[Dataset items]
▼

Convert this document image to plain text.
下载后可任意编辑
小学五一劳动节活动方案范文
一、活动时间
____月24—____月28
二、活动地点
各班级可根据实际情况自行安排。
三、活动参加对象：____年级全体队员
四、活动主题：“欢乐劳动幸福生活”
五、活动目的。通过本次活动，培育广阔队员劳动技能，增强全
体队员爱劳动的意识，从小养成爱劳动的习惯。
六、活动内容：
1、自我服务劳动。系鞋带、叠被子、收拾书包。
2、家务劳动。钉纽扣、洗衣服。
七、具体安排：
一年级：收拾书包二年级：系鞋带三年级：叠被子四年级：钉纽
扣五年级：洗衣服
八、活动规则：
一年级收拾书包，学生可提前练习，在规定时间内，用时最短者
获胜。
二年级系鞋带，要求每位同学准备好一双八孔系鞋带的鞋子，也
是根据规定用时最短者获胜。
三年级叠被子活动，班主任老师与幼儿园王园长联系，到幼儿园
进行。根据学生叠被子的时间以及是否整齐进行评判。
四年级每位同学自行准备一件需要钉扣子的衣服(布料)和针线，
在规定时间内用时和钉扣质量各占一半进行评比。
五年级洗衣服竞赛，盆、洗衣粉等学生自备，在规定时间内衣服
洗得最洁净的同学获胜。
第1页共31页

▲
▼

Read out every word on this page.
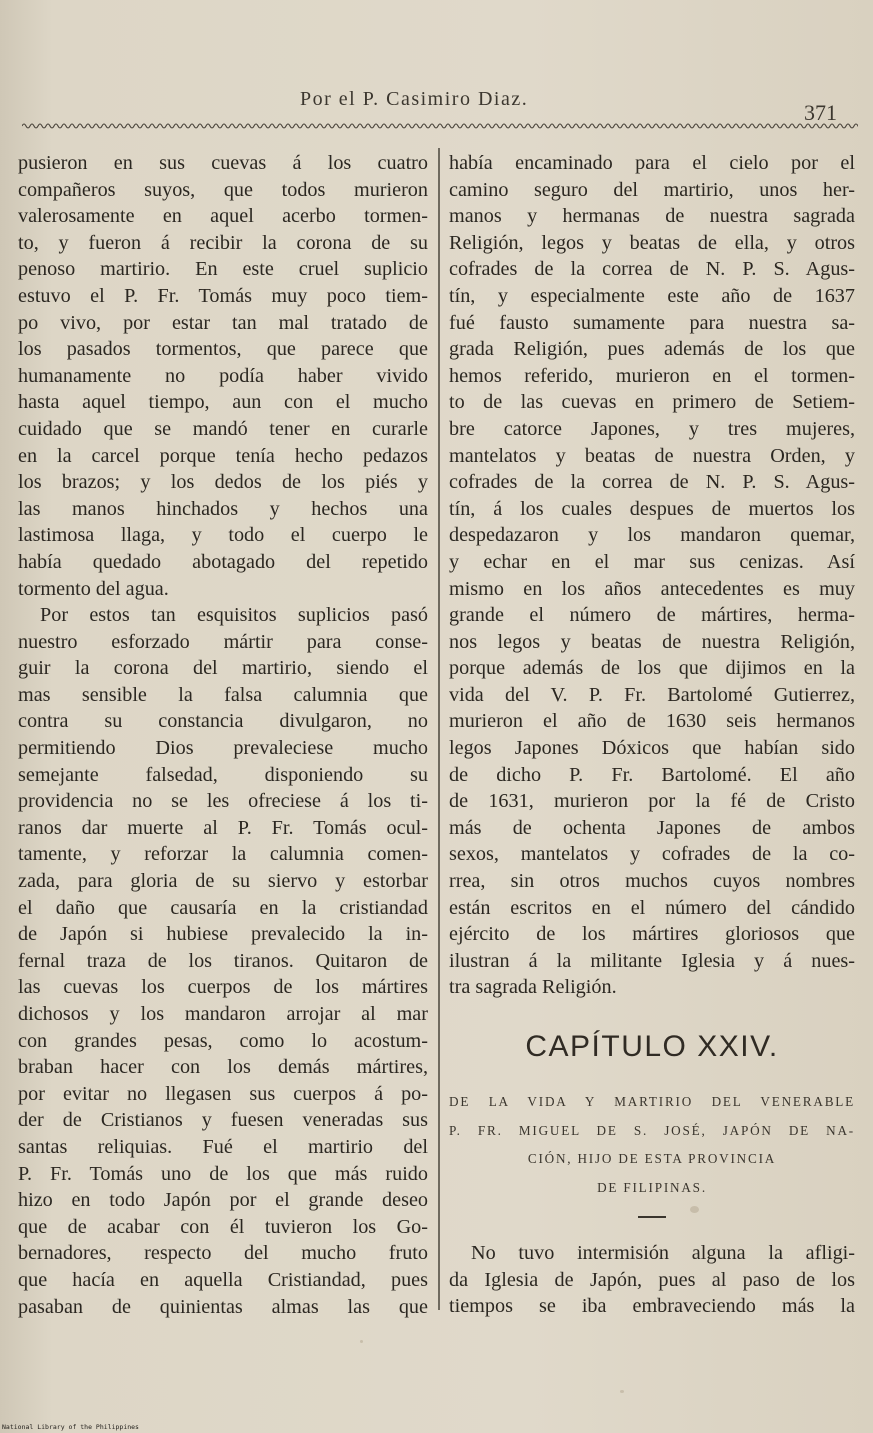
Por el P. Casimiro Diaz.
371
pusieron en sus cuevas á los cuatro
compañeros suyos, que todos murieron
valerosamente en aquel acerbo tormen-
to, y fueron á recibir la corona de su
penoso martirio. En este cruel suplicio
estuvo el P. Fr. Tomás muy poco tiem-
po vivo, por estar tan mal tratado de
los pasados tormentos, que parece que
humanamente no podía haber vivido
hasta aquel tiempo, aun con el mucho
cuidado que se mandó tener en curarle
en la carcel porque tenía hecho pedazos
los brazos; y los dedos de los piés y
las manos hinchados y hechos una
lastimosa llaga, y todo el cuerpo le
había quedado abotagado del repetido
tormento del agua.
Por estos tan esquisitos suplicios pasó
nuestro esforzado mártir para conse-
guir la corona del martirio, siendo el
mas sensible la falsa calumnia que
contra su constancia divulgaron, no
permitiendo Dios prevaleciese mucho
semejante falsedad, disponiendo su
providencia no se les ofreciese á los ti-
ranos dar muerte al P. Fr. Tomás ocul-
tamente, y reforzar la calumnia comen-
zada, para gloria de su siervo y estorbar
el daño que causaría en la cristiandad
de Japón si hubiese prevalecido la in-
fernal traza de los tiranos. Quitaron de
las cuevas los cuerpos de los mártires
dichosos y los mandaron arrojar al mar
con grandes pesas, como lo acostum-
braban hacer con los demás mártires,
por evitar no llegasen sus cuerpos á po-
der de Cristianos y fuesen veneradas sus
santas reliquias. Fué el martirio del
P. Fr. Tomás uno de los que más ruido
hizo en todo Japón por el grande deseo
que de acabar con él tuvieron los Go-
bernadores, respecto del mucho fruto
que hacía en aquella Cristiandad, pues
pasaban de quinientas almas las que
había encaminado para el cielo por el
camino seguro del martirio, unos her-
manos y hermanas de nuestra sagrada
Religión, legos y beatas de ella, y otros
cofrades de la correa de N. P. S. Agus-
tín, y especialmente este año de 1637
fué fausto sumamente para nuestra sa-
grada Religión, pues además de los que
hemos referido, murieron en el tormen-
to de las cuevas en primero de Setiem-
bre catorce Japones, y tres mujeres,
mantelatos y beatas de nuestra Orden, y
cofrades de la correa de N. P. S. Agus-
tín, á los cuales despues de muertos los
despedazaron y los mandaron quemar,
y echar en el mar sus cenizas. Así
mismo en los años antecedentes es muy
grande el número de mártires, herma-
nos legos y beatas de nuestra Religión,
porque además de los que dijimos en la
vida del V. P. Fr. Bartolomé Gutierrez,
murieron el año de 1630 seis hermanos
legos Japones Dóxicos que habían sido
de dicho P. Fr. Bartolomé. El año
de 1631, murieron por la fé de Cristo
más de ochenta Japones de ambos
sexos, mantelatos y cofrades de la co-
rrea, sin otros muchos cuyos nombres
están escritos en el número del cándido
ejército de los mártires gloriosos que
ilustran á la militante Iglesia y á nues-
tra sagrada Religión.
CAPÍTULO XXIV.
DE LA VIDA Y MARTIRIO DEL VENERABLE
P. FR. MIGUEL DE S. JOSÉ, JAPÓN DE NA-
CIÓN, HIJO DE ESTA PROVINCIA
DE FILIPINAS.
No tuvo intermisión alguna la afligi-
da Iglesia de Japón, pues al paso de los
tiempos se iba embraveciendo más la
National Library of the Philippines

▲

§ **To be done**:
Find the lines containing "para" and list every one of them.

§ **Solution to this problem**:
nuestro esforzado mártir para conse-
zada, para gloria de su siervo y estorbar
había encaminado para el cielo por el
fué fausto sumamente para nuestra sa-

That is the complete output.